[Data records]
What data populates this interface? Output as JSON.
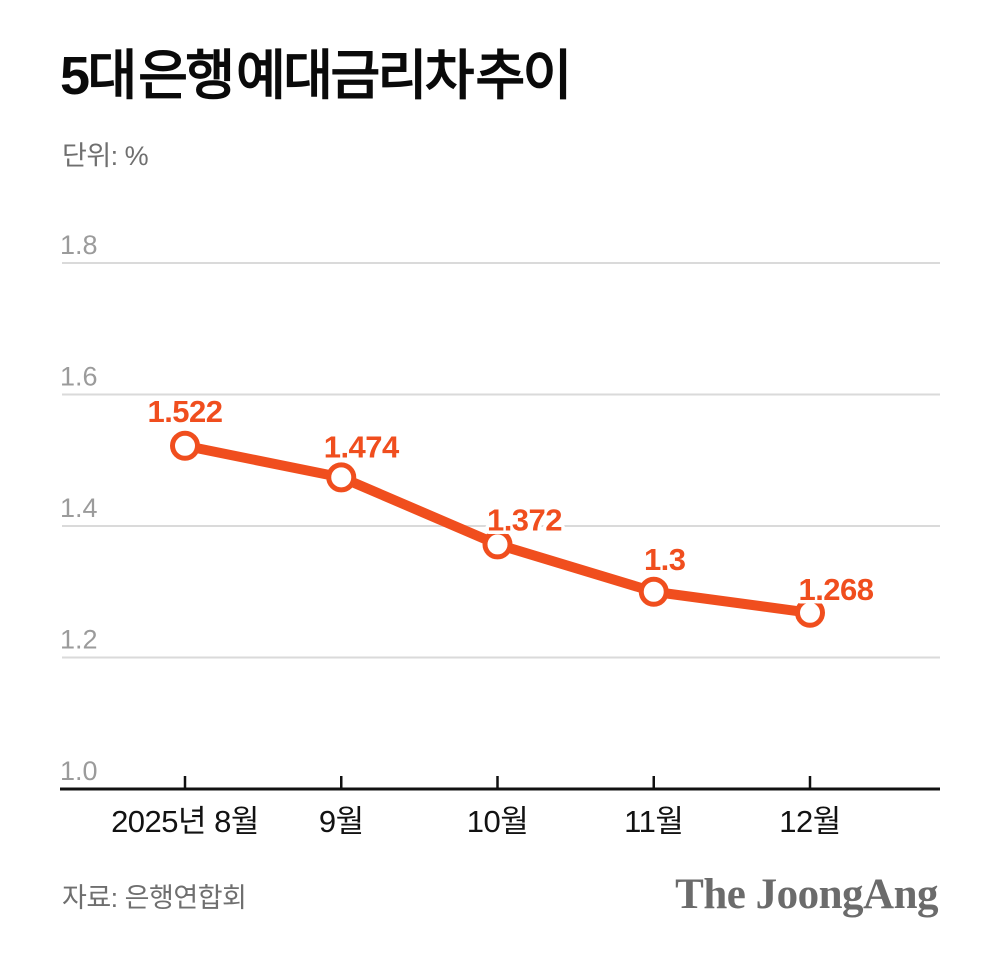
{
  "header": {
    "title": "5대 은행 예대금리차 추이",
    "unit_label": "단위: %"
  },
  "footer": {
    "source_label": "자료: 은행연합회",
    "brand": "The JoongAng"
  },
  "colors": {
    "accent": "#F04E1E",
    "marker_fill": "#FFFFFF",
    "grid": "#DADADA",
    "axis": "#111111",
    "ytick_text": "#9B9B9B",
    "xtick_text": "#121212",
    "muted_text": "#6F6F6F",
    "brand_text": "#6B6B6B"
  },
  "chart_data": {
    "type": "line",
    "title": "5대 은행 예대금리차 추이",
    "unit": "%",
    "categories": [
      "2025년 8월",
      "9월",
      "10월",
      "11월",
      "12월"
    ],
    "values": [
      1.522,
      1.474,
      1.372,
      1.3,
      1.268
    ],
    "value_labels": [
      "1.522",
      "1.474",
      "1.372",
      "1.3",
      "1.268"
    ],
    "series_name": "5대 은행 예대금리차",
    "ylim": [
      1.0,
      1.8
    ],
    "yticks": [
      1.8,
      1.6,
      1.4,
      1.2,
      1.0
    ],
    "ytick_labels": [
      "1.8",
      "1.6",
      "1.4",
      "1.2",
      "1.0"
    ],
    "grid": true,
    "legend": "none",
    "xlabel": "",
    "ylabel": ""
  }
}
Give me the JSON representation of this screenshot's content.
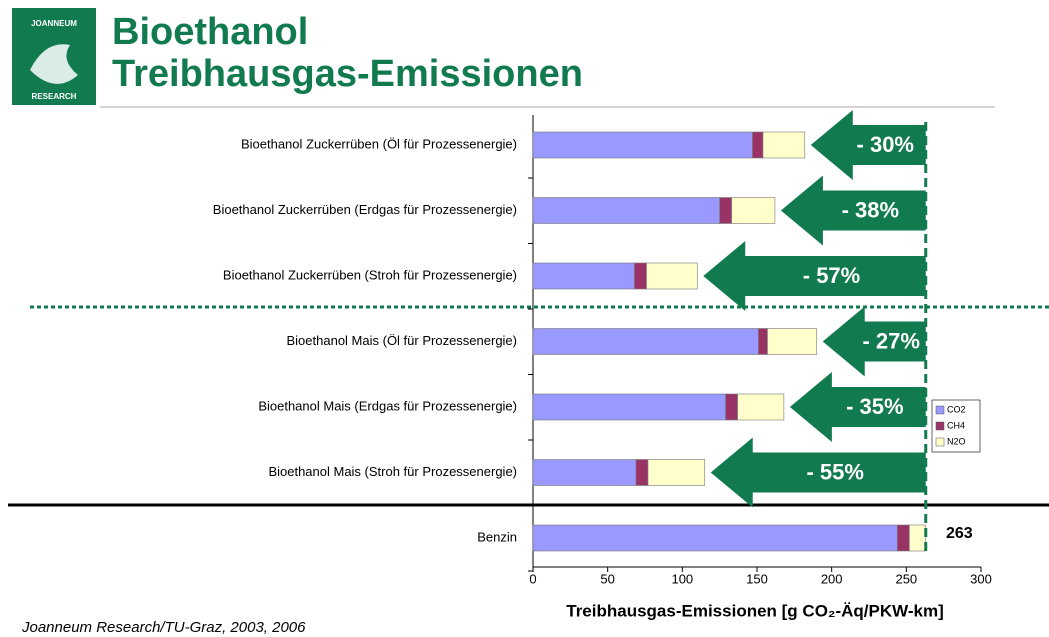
{
  "chart_data": {
    "type": "stacked-barh",
    "title": [
      "Bioethanol",
      "Treibhausgas-Emissionen"
    ],
    "logo": [
      "JOANNEUM",
      "RESEARCH"
    ],
    "categories": [
      "Bioethanol Zuckerrüben (Öl für Prozessenergie)",
      "Bioethanol Zuckerrüben (Erdgas für Prozessenergie)",
      "Bioethanol Zuckerrüben (Stroh für Prozessenergie)",
      "Bioethanol Mais (Öl für Prozessenergie)",
      "Bioethanol Mais (Erdgas für Prozessenergie)",
      "Bioethanol Mais (Stroh für Prozessenergie)",
      "Benzin"
    ],
    "series": [
      {
        "name": "CO2",
        "color": "#9999ff",
        "values": [
          147,
          125,
          68,
          151,
          129,
          69,
          244
        ]
      },
      {
        "name": "CH4",
        "color": "#993366",
        "values": [
          7,
          8,
          8,
          6,
          8,
          8,
          8
        ]
      },
      {
        "name": "N2O",
        "color": "#ffffcc",
        "values": [
          28,
          29,
          34,
          33,
          31,
          38,
          11
        ]
      }
    ],
    "annotations": [
      "- 30%",
      "- 38%",
      "- 57%",
      "- 27%",
      "- 35%",
      "- 55%"
    ],
    "total_label": 263,
    "xlim": [
      0,
      300
    ],
    "xticks": [
      0,
      50,
      100,
      150,
      200,
      250,
      300
    ],
    "xlabel": "Treibhausgas-Emissionen [g CO₂-Äq/PKW-km]",
    "source": "Joanneum Research/TU-Graz, 2003, 2006",
    "legend": "right"
  }
}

> Set exercise
Transcribe the whole listing exactly. Pictures are excluded.

> Written reply
What data populates this interface? Output as JSON.
{
  "header": {
    "title": "5대 은행 예대금리차 추이",
    "unit_label": "단위: %"
  },
  "footer": {
    "source_label": "자료: 은행연합회",
    "brand": "The JoongAng"
  },
  "colors": {
    "accent": "#F04E1E",
    "marker_fill": "#FFFFFF",
    "grid": "#DADADA",
    "axis": "#111111",
    "ytick_text": "#9B9B9B",
    "xtick_text": "#121212",
    "muted_text": "#6F6F6F",
    "brand_text": "#6B6B6B"
  },
  "chart_data": {
    "type": "line",
    "title": "5대 은행 예대금리차 추이",
    "unit": "%",
    "categories": [
      "2025년 8월",
      "9월",
      "10월",
      "11월",
      "12월"
    ],
    "values": [
      1.522,
      1.474,
      1.372,
      1.3,
      1.268
    ],
    "value_labels": [
      "1.522",
      "1.474",
      "1.372",
      "1.3",
      "1.268"
    ],
    "series_name": "5대 은행 예대금리차",
    "ylim": [
      1.0,
      1.8
    ],
    "yticks": [
      1.8,
      1.6,
      1.4,
      1.2,
      1.0
    ],
    "ytick_labels": [
      "1.8",
      "1.6",
      "1.4",
      "1.2",
      "1.0"
    ],
    "grid": true,
    "legend": "none",
    "xlabel": "",
    "ylabel": ""
  }
}
Give me the JSON representation of this screenshot's content.
{
  "chart_data": {
    "type": "stacked-barh",
    "title": [
      "Bioethanol",
      "Treibhausgas-Emissionen"
    ],
    "logo": [
      "JOANNEUM",
      "RESEARCH"
    ],
    "categories": [
      "Bioethanol Zuckerrüben (Öl für Prozessenergie)",
      "Bioethanol Zuckerrüben (Erdgas für Prozessenergie)",
      "Bioethanol Zuckerrüben (Stroh für Prozessenergie)",
      "Bioethanol Mais (Öl für Prozessenergie)",
      "Bioethanol Mais (Erdgas für Prozessenergie)",
      "Bioethanol Mais (Stroh für Prozessenergie)",
      "Benzin"
    ],
    "series": [
      {
        "name": "CO2",
        "color": "#9999ff",
        "values": [
          147,
          125,
          68,
          151,
          129,
          69,
          244
        ]
      },
      {
        "name": "CH4",
        "color": "#993366",
        "values": [
          7,
          8,
          8,
          6,
          8,
          8,
          8
        ]
      },
      {
        "name": "N2O",
        "color": "#ffffcc",
        "values": [
          28,
          29,
          34,
          33,
          31,
          38,
          11
        ]
      }
    ],
    "annotations": [
      "- 30%",
      "- 38%",
      "- 57%",
      "- 27%",
      "- 35%",
      "- 55%"
    ],
    "total_label": 263,
    "xlim": [
      0,
      300
    ],
    "xticks": [
      0,
      50,
      100,
      150,
      200,
      250,
      300
    ],
    "xlabel": "Treibhausgas-Emissionen [g CO₂-Äq/PKW-km]",
    "source": "Joanneum Research/TU-Graz, 2003, 2006",
    "legend": "right"
  }
}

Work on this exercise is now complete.